YOUR TASK :: Read the records below. Copy each line where the string "color" occurs.

PROVIDED MATERIAL ::
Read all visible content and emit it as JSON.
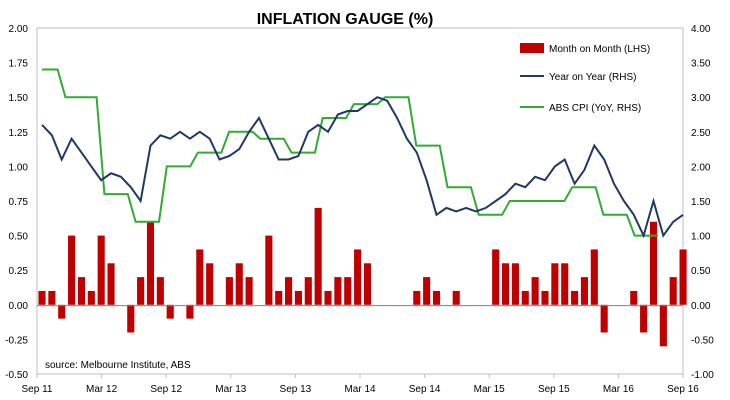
{
  "chart_data": {
    "type": "bar+line",
    "title": "INFLATION GAUGE (%)",
    "note": "source: Melbourne Institute, ABS",
    "x_tick_labels": [
      "Sep 11",
      "Mar 12",
      "Sep 12",
      "Mar 13",
      "Sep 13",
      "Mar 14",
      "Sep 14",
      "Mar 15",
      "Sep 15",
      "Mar 16",
      "Sep 16"
    ],
    "x_start": "Sep 2011",
    "x_end": "Sep 2016",
    "y_left": {
      "min": -0.5,
      "max": 2.0,
      "ticks": [
        "-0.50",
        "-0.25",
        "0.00",
        "0.25",
        "0.50",
        "0.75",
        "1.00",
        "1.25",
        "1.50",
        "1.75",
        "2.00"
      ]
    },
    "y_right": {
      "min": -1.0,
      "max": 4.0,
      "ticks": [
        "-1.00",
        "-0.50",
        "0.00",
        "0.50",
        "1.00",
        "1.50",
        "2.00",
        "2.50",
        "3.00",
        "3.50",
        "4.00"
      ]
    },
    "legend_position": "top-right",
    "series": [
      {
        "name": "Month on Month (LHS)",
        "type": "bar",
        "axis": "left",
        "color": "#c00000",
        "values": [
          0.1,
          0.1,
          -0.1,
          0.5,
          0.2,
          0.1,
          0.5,
          0.3,
          0.0,
          -0.2,
          0.2,
          0.6,
          0.2,
          -0.1,
          0.0,
          -0.1,
          0.4,
          0.3,
          0.0,
          0.2,
          0.3,
          0.2,
          0.0,
          0.5,
          0.1,
          0.2,
          0.1,
          0.2,
          0.7,
          0.1,
          0.2,
          0.2,
          0.4,
          0.3,
          0.0,
          0.0,
          0.0,
          0.0,
          0.1,
          0.2,
          0.1,
          0.0,
          0.1,
          0.0,
          0.0,
          0.0,
          0.4,
          0.3,
          0.3,
          0.1,
          0.2,
          0.1,
          0.3,
          0.3,
          0.1,
          0.2,
          0.4,
          -0.2,
          0.0,
          0.0,
          0.1,
          -0.2,
          0.6,
          -0.3,
          0.2,
          0.4
        ]
      },
      {
        "name": "Year on Year (RHS)",
        "type": "line",
        "axis": "right",
        "color": "#1f3864",
        "points": [
          [
            0,
            2.6
          ],
          [
            1,
            2.45
          ],
          [
            2,
            2.1
          ],
          [
            3,
            2.4
          ],
          [
            4,
            2.2
          ],
          [
            5,
            2.0
          ],
          [
            6,
            1.8
          ],
          [
            7,
            1.9
          ],
          [
            8,
            1.85
          ],
          [
            9,
            1.7
          ],
          [
            10,
            1.5
          ],
          [
            11,
            2.3
          ],
          [
            12,
            2.45
          ],
          [
            13,
            2.4
          ],
          [
            14,
            2.5
          ],
          [
            15,
            2.4
          ],
          [
            16,
            2.5
          ],
          [
            17,
            2.4
          ],
          [
            18,
            2.1
          ],
          [
            19,
            2.15
          ],
          [
            20,
            2.25
          ],
          [
            21,
            2.5
          ],
          [
            22,
            2.7
          ],
          [
            23,
            2.4
          ],
          [
            24,
            2.1
          ],
          [
            25,
            2.1
          ],
          [
            26,
            2.15
          ],
          [
            27,
            2.5
          ],
          [
            28,
            2.6
          ],
          [
            29,
            2.5
          ],
          [
            30,
            2.75
          ],
          [
            31,
            2.8
          ],
          [
            32,
            2.8
          ],
          [
            33,
            2.9
          ],
          [
            34,
            3.0
          ],
          [
            35,
            2.95
          ],
          [
            36,
            2.7
          ],
          [
            37,
            2.4
          ],
          [
            38,
            2.2
          ],
          [
            39,
            1.8
          ],
          [
            40,
            1.3
          ],
          [
            41,
            1.4
          ],
          [
            42,
            1.35
          ],
          [
            43,
            1.4
          ],
          [
            44,
            1.35
          ],
          [
            45,
            1.4
          ],
          [
            46,
            1.5
          ],
          [
            47,
            1.6
          ],
          [
            48,
            1.75
          ],
          [
            49,
            1.7
          ],
          [
            50,
            1.85
          ],
          [
            51,
            1.8
          ],
          [
            52,
            2.0
          ],
          [
            53,
            2.1
          ],
          [
            54,
            1.75
          ],
          [
            55,
            1.95
          ],
          [
            56,
            2.3
          ],
          [
            57,
            2.1
          ],
          [
            58,
            1.75
          ],
          [
            59,
            1.5
          ],
          [
            60,
            1.3
          ],
          [
            61,
            1.0
          ],
          [
            62,
            1.5
          ],
          [
            63,
            1.0
          ],
          [
            64,
            1.2
          ],
          [
            65,
            1.3
          ]
        ]
      },
      {
        "name": "ABS CPI (YoY, RHS)",
        "type": "step",
        "axis": "right",
        "color": "#33aa33",
        "points": [
          [
            0,
            3.4
          ],
          [
            2,
            3.4
          ],
          [
            3,
            3.0
          ],
          [
            7,
            3.0
          ],
          [
            8,
            1.6
          ],
          [
            11,
            1.6
          ],
          [
            12,
            1.2
          ],
          [
            15,
            1.2
          ],
          [
            16,
            2.0
          ],
          [
            19,
            2.0
          ],
          [
            20,
            2.2
          ],
          [
            23,
            2.2
          ],
          [
            24,
            2.5
          ],
          [
            27,
            2.5
          ],
          [
            28,
            2.4
          ],
          [
            31,
            2.4
          ],
          [
            32,
            2.2
          ],
          [
            35,
            2.2
          ],
          [
            36,
            2.7
          ],
          [
            39,
            2.7
          ],
          [
            40,
            2.9
          ],
          [
            43,
            2.9
          ],
          [
            44,
            3.0
          ],
          [
            47,
            3.0
          ],
          [
            48,
            2.3
          ],
          [
            51,
            2.3
          ],
          [
            52,
            1.7
          ],
          [
            55,
            1.7
          ],
          [
            56,
            1.3
          ],
          [
            59,
            1.3
          ],
          [
            60,
            1.5
          ],
          [
            63,
            1.5
          ],
          [
            64,
            1.5
          ],
          [
            67,
            1.5
          ],
          [
            68,
            1.7
          ],
          [
            71,
            1.7
          ],
          [
            72,
            1.3
          ],
          [
            75,
            1.3
          ],
          [
            76,
            1.0
          ],
          [
            79,
            1.0
          ]
        ]
      }
    ]
  }
}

TASK ANSWER ::
        "color": "#c00000",
        "color": "#1f3864",
        "color": "#33aa33",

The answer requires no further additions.